TASK: Restate the data word for word and leave the images out.
====== RECORDS TO USE
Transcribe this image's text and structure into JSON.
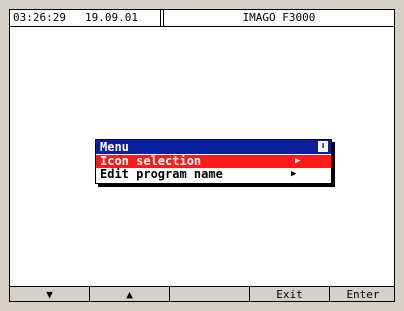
{
  "status_bar": {
    "time": "03:26:29",
    "date": "19.09.01",
    "title": "IMAGO F3000"
  },
  "menu": {
    "title": "Menu",
    "scroll_icon": "scroll-down-icon",
    "items": [
      {
        "label": "Icon selection",
        "selected": true,
        "arrow": "▶"
      },
      {
        "label": "Edit program name",
        "selected": false,
        "arrow": "▶"
      }
    ],
    "colors": {
      "title_bg": "#0b1f9c",
      "selected_bg": "#ff1a1a"
    }
  },
  "softkeys": [
    {
      "label": "▼",
      "icon": "down-arrow-icon"
    },
    {
      "label": "▲",
      "icon": "up-arrow-icon"
    },
    {
      "label": ""
    },
    {
      "label": "Exit"
    },
    {
      "label": "Enter"
    }
  ]
}
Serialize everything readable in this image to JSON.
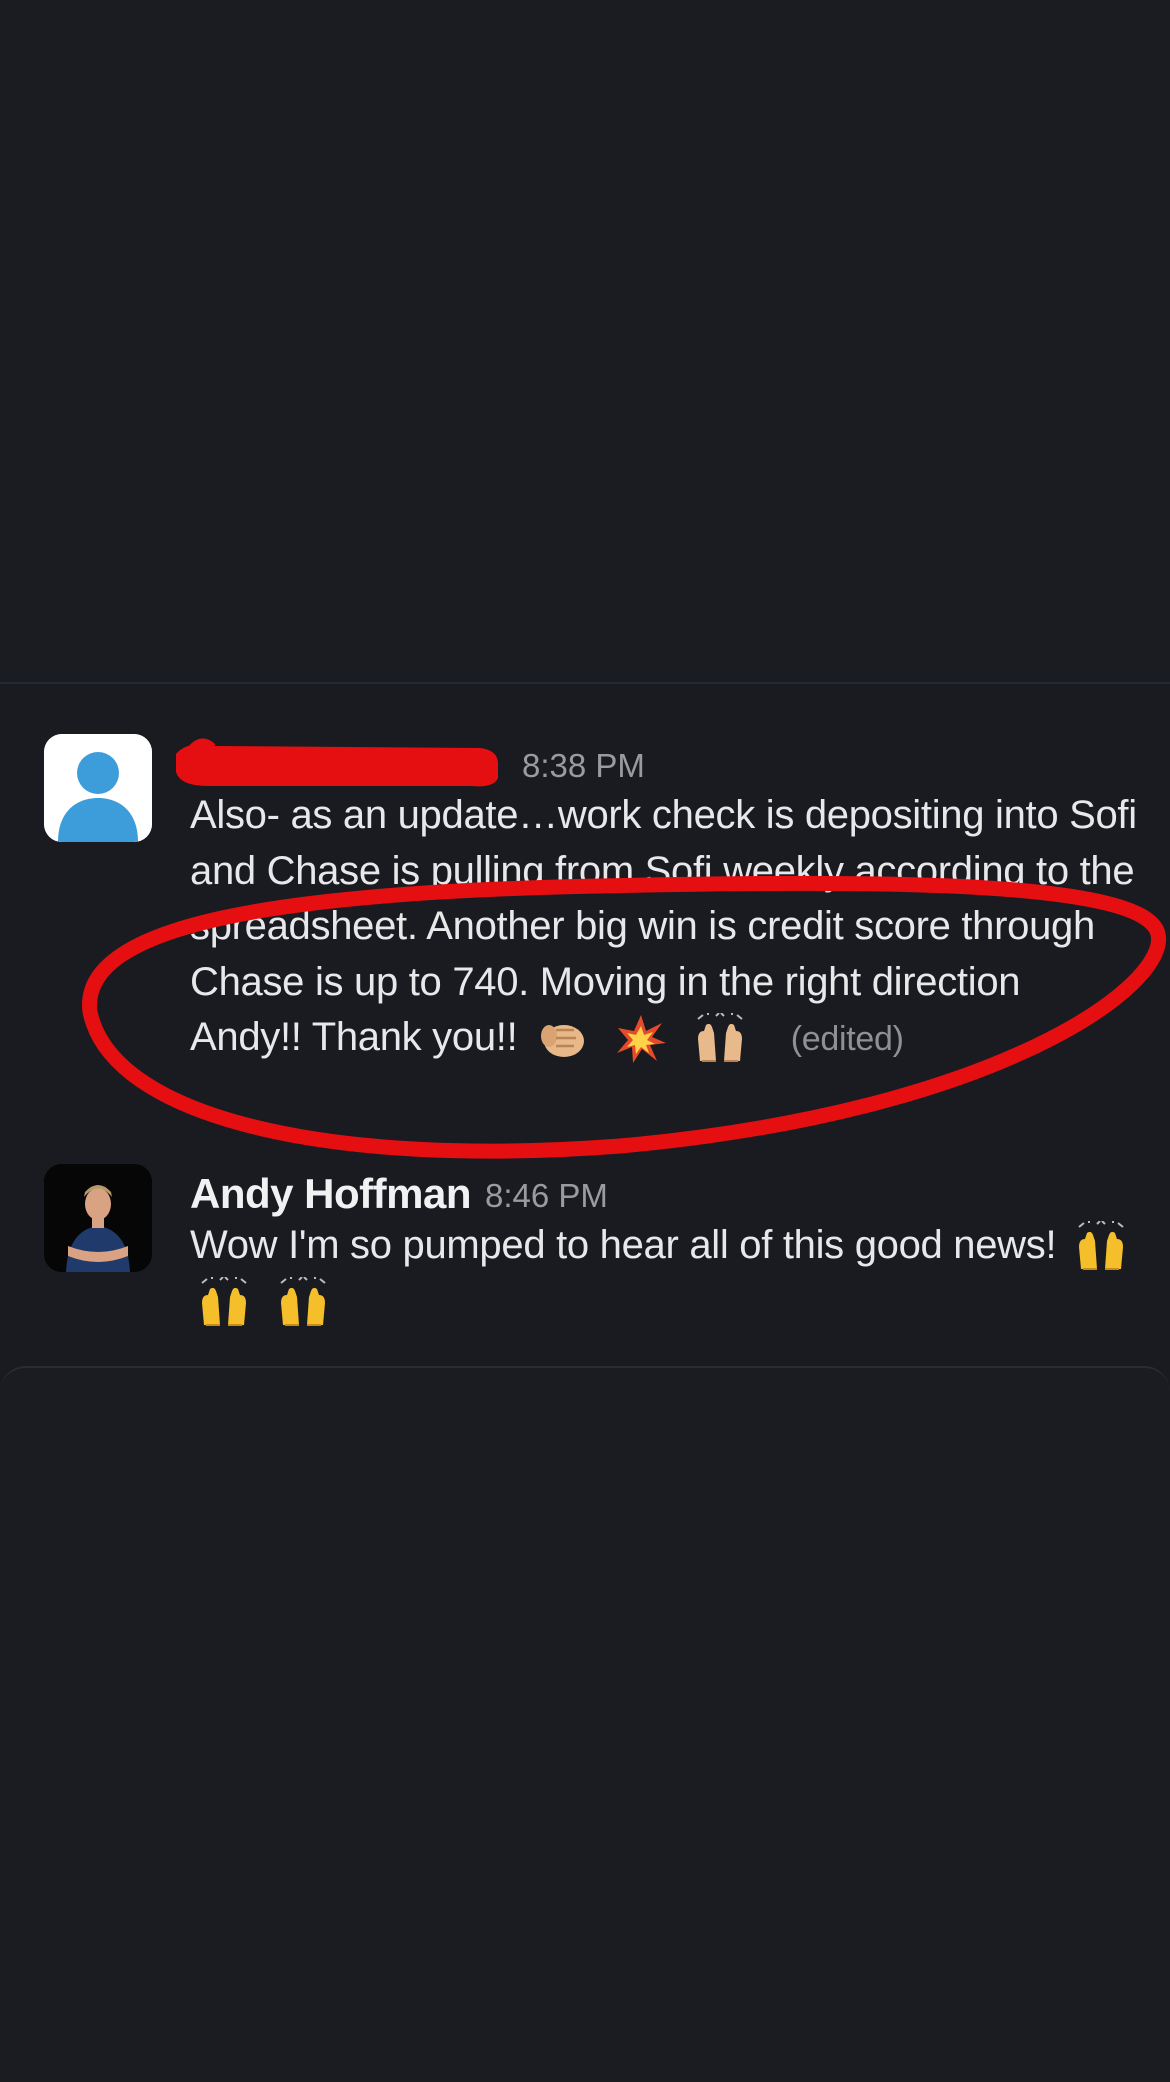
============
TASK RESULT:
Transcribe this image's text and structure into JSON.
{
  "status_bar": {
    "time": "03:26:29",
    "date": "19.09.01",
    "title": "IMAGO F3000"
  },
  "menu": {
    "title": "Menu",
    "scroll_icon": "scroll-down-icon",
    "items": [
      {
        "label": "Icon selection",
        "selected": true,
        "arrow": "▶"
      },
      {
        "label": "Edit program name",
        "selected": false,
        "arrow": "▶"
      }
    ],
    "colors": {
      "title_bg": "#0b1f9c",
      "selected_bg": "#ff1a1a"
    }
  },
  "softkeys": [
    {
      "label": "▼",
      "icon": "down-arrow-icon"
    },
    {
      "label": "▲",
      "icon": "up-arrow-icon"
    },
    {
      "label": ""
    },
    {
      "label": "Exit"
    },
    {
      "label": "Enter"
    }
  ]
}
Serialize everything readable in this image to JSON.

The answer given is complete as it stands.